* Problem to work on
Count the lines that include the string "JSON", and give only that number.

* Exercise data

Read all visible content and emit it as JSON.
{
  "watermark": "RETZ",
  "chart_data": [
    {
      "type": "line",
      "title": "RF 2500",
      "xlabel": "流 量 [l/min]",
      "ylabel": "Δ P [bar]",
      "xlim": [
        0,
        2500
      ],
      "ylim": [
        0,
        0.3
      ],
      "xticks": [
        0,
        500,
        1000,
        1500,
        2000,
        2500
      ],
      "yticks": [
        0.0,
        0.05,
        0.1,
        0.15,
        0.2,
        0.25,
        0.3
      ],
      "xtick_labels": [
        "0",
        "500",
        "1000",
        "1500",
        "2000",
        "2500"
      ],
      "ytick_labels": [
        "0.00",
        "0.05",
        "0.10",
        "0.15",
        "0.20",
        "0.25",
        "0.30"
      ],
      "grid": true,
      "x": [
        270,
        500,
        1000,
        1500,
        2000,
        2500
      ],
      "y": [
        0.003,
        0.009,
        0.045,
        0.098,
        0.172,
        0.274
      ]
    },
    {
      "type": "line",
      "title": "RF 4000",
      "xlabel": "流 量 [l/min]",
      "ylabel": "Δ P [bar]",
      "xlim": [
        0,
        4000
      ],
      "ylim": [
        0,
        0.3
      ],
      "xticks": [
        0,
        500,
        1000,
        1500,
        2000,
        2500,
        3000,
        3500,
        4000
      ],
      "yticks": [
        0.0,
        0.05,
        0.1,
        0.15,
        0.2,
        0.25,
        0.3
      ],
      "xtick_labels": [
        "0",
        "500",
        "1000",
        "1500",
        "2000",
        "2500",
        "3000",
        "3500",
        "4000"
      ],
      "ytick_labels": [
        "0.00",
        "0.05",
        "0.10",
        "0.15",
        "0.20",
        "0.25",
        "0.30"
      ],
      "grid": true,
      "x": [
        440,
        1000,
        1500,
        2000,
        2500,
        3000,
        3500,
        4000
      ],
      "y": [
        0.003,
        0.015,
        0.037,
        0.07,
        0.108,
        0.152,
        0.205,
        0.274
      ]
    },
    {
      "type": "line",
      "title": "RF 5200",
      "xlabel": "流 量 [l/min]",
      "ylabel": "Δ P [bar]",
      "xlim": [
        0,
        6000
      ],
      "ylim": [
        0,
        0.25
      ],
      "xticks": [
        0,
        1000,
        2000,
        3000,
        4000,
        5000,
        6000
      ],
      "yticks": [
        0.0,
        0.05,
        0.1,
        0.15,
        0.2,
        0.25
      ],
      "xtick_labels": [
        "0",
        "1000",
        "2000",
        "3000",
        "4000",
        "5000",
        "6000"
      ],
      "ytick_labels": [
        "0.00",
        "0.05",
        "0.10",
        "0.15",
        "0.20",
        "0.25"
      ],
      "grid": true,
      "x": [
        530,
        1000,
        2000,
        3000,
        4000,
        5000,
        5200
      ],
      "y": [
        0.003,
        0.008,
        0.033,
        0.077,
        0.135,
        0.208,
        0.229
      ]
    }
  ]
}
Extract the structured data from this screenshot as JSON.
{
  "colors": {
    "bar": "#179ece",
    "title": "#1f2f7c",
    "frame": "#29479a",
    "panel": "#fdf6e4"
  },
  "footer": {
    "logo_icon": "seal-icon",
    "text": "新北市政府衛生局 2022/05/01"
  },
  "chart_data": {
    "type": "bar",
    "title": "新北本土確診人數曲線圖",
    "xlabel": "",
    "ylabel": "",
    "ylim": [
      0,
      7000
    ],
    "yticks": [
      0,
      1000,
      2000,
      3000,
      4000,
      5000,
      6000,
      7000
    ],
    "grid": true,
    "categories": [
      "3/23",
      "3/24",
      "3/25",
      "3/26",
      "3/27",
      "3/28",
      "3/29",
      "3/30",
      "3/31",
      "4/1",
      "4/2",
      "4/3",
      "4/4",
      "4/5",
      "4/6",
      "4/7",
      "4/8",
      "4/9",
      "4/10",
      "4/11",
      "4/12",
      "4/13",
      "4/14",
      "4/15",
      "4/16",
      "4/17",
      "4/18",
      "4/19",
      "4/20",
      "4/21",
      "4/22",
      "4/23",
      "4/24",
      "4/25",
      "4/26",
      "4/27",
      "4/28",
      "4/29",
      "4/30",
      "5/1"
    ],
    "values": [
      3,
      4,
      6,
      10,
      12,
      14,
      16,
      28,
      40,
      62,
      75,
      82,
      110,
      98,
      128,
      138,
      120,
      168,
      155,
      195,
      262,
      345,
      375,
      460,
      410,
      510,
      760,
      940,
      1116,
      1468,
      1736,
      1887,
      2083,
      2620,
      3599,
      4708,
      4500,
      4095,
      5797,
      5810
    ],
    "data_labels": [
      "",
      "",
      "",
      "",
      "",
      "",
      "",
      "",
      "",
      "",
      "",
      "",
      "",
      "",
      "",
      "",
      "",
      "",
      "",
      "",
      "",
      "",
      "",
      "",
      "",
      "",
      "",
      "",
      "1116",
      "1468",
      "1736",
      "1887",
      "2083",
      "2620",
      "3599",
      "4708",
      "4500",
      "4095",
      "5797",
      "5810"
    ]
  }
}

* Reply to the task
2